# TRECHO CITADO:

↓

- Relator(a)
- Sergio Pinto Martins
- Órgão julgador
- Subseção II Especializada em Dissídios Individuais
- Data do julgamento
- 20/08/2024
- Data de publicação
- 23/08/2024
TST – Recurso Ordinário em Ação Rescisória 1003085-34.2019.5.02.0000, Rel. Sergio Pinto Martins, Subseção II Especializada em Dissídios Individuais, j. 20/08/2024, p. 23/08/2024
EMENTA: RECURSO ORDINÁRIO EM AÇÃO RESCISÓRIA. ART. 966, V, VIII, DO CPC, DECISÃO RESCINDENDA DE ACOLHIMENTO DE PRETENSÃO DEDUZIDA EM AÇÃO ANULATÓRIA DE ARREMATAÇÃO. 1 - Decidiu-se na ação rescindenda que não há falar em preclusão para a propositura da ação anulatória, pois foi respeitado o prazo de dois anos previsto no artigo 179 do Código Civil e que era inoportuna a alegação de inépcia da inicial do segundo demandado, eis que não se trata de ação rescisória, mas de ação anulatória, tendo sido observado o disposto no artigo 903, § 4º, do Código de Processo Civil. Nesse contexto, não se divisa violação manifesta do § 2º do artigo 903 do CPC, porque o prazo de dez dias previsto neste dispositivo é para o juiz decidir acerca das situações referidas no § 1º, mas a própria lei prevê a faculdade de a invalidação da arrematação poder ser pleiteada por ação autônoma, em cujo processo o arrematante figurará como litisconsorte necessário, conforme o artigo 903, § 4º, do CPC, segundo o qual: "§ 4º Após a expedição da carta de arrematação ou da ordem de entrega, a invalidação da arrematação poderá ser pleiteada por ação autônoma, em cujo processo o arrematante figurará como litisconsorte necessário.", sem prever prazo de dez dias para seu ajuizamento . 2 - Para o autor, o erro de fato está em se afirmar na decisão rescindenda de acolhimento da pretensão deduzida na ação anulatória que a arrematação padecia de vício de citação e de intimação consistente em citação, por edital, de pessoa há muito tempo falecida, e cujo espólio não foi intimado ou incluído no polo passivo da execução que se processa nos autos principais. Pairou intensa controvérsia sobre esses fatos no bojo da ação anulatória e o pronunciamento judicial a respeito do vício de citação decorreu de um silogismo jurídico como conclusão decorrente das premissas que especificaram as provas oferecidas, não se tratando de erro de percepção do juiz, decorrente de consideração de fato inexistente ou desconsideração de fato existente. Recurso ordinário conhecido e não provido. (Tribunal Superior do Trabalho (Subseção II Especializada em Dissídios Individuais). Acórdão: 1003085-34.2019.5.02.0000. Relator(a): SERGIO PINTO MARTINS. Data de julgamento: 20/08/2024. Juntado aos autos em 23/08/2024.)

↑

# TAREFA 1:
Por favor, liste os nomes dos campos que aparecem no topo do trecho citado, antes da linha que começa com "TST – Recurso Ordinário".
# TAREFA 2:
Traduza para o inglês a frase do trecho citado "Recurso ordinário conhecido e não provido."

# CONTEÚDO DOS REGISTROS:
↓

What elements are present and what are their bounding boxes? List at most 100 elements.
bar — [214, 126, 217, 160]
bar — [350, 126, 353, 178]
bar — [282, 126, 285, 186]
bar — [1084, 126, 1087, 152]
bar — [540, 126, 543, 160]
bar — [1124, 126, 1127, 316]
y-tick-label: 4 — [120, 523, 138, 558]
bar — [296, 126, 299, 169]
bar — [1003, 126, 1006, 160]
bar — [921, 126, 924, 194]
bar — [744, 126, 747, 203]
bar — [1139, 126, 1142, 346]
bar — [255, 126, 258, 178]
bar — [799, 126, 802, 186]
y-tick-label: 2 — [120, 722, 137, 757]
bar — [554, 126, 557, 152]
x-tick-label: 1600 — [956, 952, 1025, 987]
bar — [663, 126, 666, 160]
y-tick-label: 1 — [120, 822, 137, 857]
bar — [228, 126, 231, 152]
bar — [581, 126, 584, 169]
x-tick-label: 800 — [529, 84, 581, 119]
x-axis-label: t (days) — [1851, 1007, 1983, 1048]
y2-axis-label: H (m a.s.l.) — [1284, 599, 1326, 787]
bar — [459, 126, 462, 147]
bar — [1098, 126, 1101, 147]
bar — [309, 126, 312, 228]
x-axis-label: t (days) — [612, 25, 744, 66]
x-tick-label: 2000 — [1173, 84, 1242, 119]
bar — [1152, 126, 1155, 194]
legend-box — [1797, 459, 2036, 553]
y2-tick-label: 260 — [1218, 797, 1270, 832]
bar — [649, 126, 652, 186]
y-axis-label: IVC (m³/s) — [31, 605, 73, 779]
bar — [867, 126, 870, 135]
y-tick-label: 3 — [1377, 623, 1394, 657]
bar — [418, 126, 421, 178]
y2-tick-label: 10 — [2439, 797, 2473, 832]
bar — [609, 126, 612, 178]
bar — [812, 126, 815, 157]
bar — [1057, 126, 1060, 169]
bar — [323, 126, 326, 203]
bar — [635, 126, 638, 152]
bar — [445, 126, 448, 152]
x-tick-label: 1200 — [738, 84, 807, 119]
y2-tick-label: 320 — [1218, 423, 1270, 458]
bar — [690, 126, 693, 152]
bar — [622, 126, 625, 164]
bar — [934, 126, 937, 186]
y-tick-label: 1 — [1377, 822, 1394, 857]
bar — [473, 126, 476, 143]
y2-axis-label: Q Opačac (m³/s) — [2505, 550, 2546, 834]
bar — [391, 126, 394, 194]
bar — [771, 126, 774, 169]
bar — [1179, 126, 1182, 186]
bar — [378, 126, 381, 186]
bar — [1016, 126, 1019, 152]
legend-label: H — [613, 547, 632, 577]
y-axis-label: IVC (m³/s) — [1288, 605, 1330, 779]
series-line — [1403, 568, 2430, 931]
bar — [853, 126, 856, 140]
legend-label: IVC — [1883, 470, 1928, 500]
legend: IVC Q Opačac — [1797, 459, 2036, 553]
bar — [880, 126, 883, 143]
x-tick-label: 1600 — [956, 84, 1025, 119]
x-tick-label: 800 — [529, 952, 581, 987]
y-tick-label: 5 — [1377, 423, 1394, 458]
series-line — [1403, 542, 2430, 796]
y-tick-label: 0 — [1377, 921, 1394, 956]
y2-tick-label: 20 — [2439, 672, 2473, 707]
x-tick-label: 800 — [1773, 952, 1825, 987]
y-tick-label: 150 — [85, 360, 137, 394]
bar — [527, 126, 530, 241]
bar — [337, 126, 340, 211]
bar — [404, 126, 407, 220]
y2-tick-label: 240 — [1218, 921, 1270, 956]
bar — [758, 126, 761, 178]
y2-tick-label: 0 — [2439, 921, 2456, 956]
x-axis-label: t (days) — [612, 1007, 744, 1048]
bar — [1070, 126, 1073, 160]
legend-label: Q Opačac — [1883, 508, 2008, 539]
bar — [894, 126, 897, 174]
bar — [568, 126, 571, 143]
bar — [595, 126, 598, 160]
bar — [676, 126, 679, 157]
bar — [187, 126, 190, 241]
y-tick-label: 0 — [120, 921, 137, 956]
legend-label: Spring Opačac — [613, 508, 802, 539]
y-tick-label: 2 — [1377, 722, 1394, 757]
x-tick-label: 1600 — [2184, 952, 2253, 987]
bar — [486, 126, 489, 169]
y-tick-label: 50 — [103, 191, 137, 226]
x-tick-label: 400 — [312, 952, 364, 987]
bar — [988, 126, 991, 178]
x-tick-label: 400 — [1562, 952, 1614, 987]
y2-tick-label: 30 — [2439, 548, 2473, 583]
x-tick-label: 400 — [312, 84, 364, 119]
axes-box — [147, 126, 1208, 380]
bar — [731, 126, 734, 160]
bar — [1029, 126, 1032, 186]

↑

# SUA RESPOSTA 1:
Relator(a); Órgão julgador; Data do julgamento; Data de publicação

# SUA RESPOSTA 2:
Ordinary appeal admitted and denied.